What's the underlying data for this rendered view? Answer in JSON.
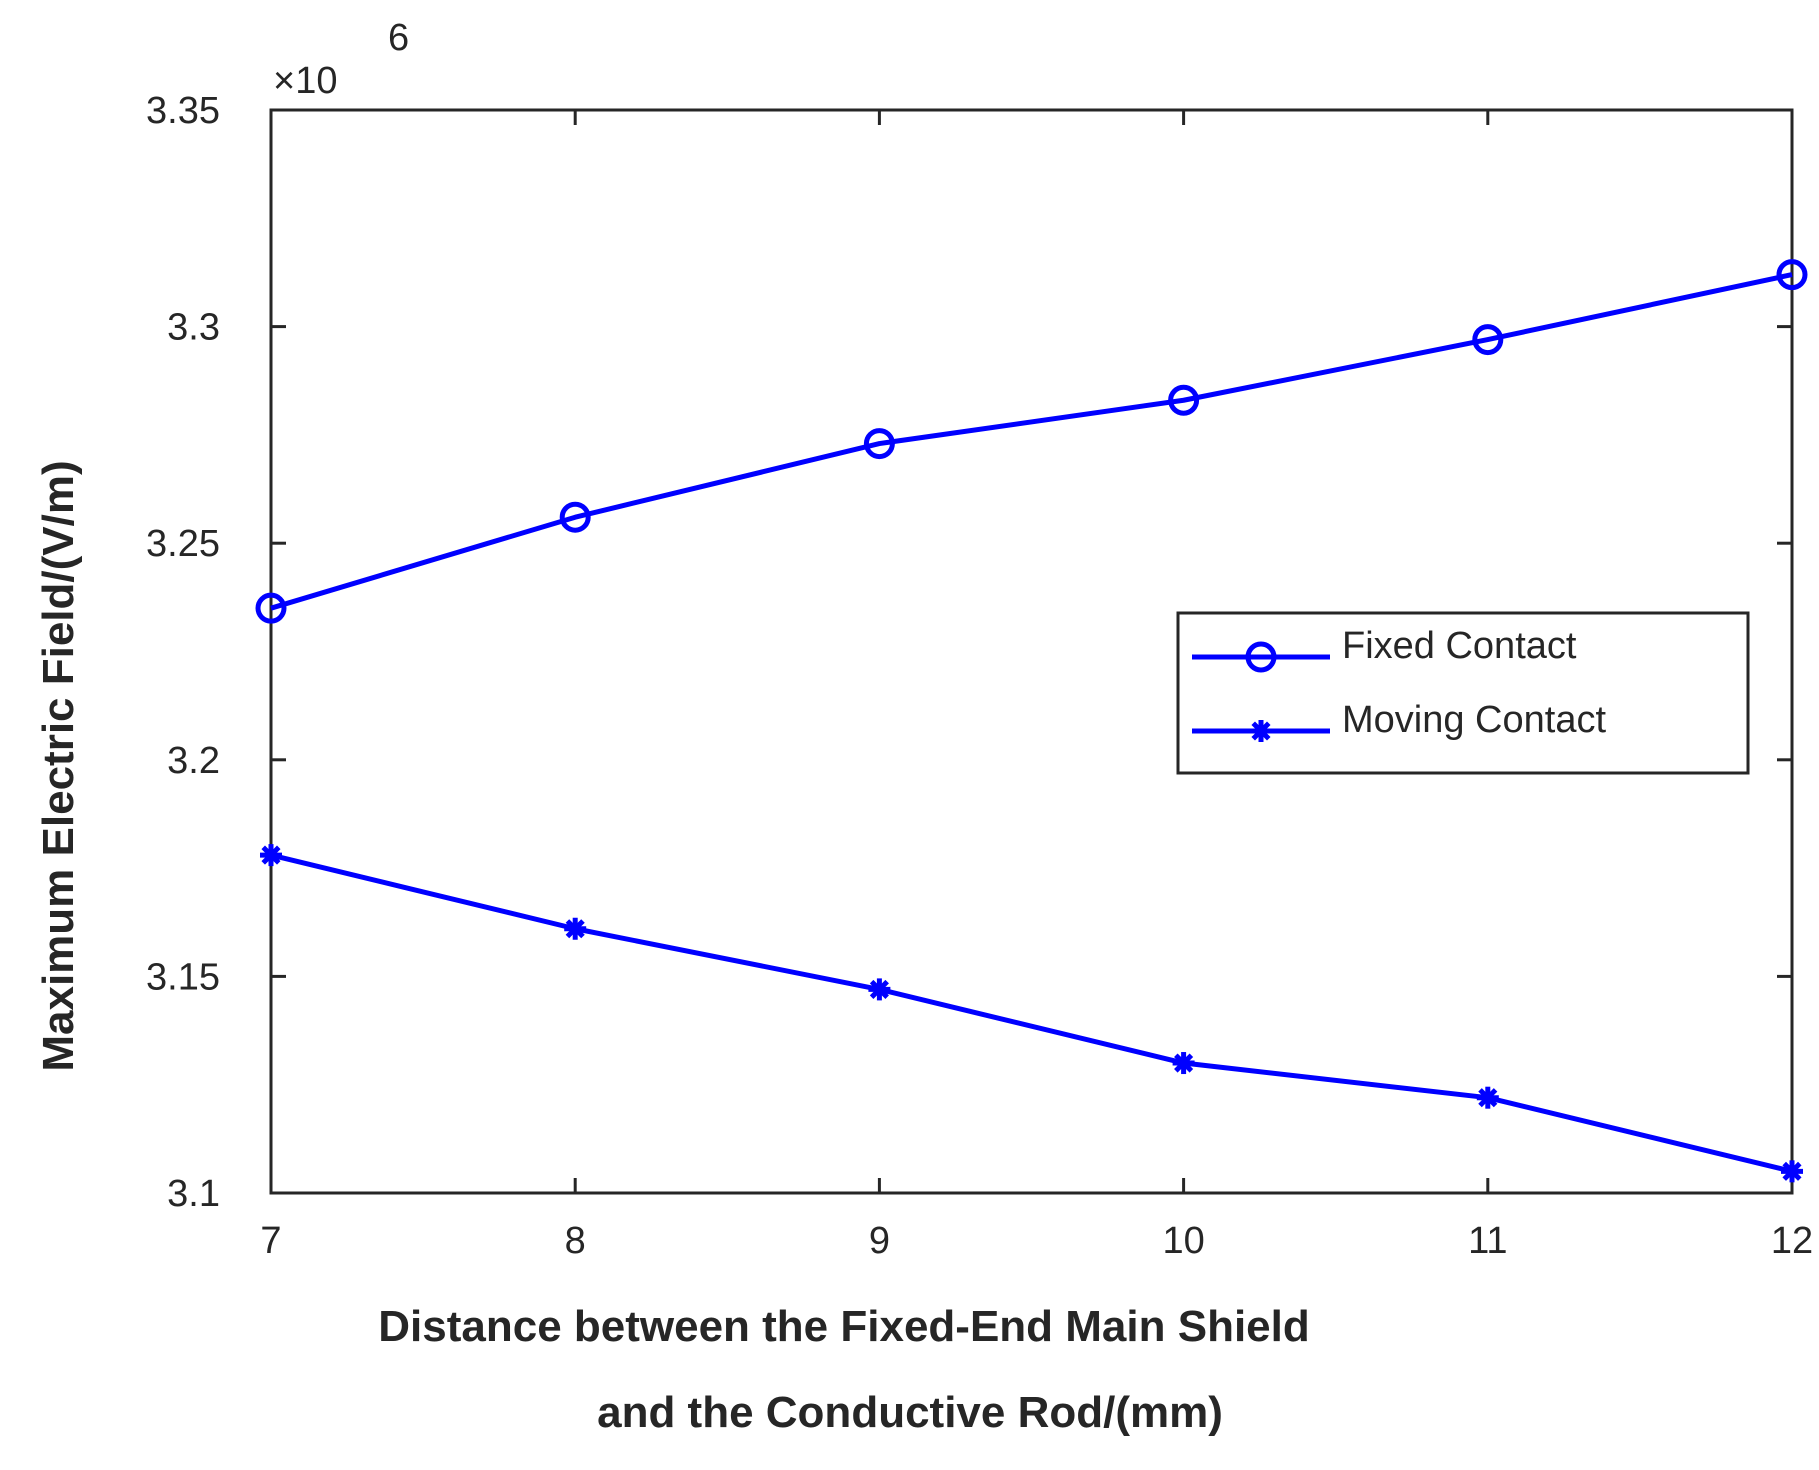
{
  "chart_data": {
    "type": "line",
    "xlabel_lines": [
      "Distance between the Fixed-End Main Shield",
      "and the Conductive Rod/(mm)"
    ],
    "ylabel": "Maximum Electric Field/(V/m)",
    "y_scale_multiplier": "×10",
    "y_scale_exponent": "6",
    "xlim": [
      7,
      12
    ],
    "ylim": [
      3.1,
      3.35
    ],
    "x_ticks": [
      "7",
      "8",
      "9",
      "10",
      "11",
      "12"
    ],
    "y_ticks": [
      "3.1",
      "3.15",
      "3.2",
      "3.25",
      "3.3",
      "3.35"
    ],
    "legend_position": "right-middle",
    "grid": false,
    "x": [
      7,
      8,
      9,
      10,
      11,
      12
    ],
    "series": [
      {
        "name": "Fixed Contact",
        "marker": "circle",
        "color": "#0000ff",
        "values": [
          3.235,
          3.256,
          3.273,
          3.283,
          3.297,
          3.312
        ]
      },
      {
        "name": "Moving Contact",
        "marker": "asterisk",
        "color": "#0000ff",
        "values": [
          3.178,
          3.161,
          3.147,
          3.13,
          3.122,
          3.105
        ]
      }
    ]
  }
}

* GIVEN PROBLEM *
Select every line above that contains the word "Contact", and copy it.

* ANSWER TO THIS EXERCISE *
        "name": "Fixed Contact",
        "name": "Moving Contact",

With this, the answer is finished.